PROBLEM REQUIREMENTS:
Copy out every line in the entries below that includes "Protostar".

-------- EXERCISE INPUT

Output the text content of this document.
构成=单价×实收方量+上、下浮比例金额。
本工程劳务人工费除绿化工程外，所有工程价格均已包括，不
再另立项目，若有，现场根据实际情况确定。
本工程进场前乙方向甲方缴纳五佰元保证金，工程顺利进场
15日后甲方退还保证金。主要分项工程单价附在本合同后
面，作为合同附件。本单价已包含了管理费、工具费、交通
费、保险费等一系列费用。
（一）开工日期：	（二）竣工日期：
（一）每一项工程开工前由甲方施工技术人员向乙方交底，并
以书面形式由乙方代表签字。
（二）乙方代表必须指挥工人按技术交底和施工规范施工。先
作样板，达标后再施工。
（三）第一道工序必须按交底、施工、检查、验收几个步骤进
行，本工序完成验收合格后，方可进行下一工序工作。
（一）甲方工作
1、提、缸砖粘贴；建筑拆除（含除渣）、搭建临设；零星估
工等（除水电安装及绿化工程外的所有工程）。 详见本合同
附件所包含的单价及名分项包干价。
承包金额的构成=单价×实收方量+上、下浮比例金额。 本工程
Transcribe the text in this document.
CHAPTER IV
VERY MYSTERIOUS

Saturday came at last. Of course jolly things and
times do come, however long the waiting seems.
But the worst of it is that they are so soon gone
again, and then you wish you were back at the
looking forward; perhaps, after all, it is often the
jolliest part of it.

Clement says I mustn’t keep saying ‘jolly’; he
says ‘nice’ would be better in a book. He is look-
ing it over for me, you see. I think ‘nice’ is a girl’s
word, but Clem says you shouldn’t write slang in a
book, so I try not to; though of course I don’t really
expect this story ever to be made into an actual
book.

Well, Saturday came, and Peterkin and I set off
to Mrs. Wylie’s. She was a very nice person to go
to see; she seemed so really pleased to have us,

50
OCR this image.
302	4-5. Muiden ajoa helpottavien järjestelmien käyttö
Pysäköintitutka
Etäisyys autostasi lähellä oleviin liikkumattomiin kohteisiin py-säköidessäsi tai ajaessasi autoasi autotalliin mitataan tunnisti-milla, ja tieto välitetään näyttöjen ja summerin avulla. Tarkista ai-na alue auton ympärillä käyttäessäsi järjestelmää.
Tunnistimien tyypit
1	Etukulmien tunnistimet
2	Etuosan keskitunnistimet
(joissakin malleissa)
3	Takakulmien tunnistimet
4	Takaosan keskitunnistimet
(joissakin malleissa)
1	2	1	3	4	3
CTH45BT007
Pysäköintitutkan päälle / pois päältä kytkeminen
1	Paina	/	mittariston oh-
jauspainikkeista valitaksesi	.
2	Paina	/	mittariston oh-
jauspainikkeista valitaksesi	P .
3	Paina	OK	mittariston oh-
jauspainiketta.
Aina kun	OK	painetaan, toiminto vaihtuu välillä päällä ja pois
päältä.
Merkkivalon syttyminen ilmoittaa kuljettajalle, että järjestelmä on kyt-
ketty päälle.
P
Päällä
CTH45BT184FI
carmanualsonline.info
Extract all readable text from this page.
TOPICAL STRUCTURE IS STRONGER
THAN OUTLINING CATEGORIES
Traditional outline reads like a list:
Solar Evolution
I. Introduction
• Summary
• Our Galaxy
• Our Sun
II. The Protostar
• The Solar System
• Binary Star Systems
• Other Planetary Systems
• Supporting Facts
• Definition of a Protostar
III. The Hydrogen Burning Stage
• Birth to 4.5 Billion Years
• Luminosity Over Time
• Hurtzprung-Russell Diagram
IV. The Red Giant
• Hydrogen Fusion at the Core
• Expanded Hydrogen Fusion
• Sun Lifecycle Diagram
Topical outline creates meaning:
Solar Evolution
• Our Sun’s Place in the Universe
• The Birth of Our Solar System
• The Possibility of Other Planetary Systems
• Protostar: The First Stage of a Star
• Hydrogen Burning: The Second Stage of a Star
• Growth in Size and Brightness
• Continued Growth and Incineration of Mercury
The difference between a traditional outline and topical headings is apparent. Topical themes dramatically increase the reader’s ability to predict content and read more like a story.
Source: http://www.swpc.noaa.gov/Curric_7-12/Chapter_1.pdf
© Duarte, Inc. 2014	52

----------------

TASK OUTPUT:
II. The Protostar
• Definition of a Protostar
• Protostar: The First Stage of a Star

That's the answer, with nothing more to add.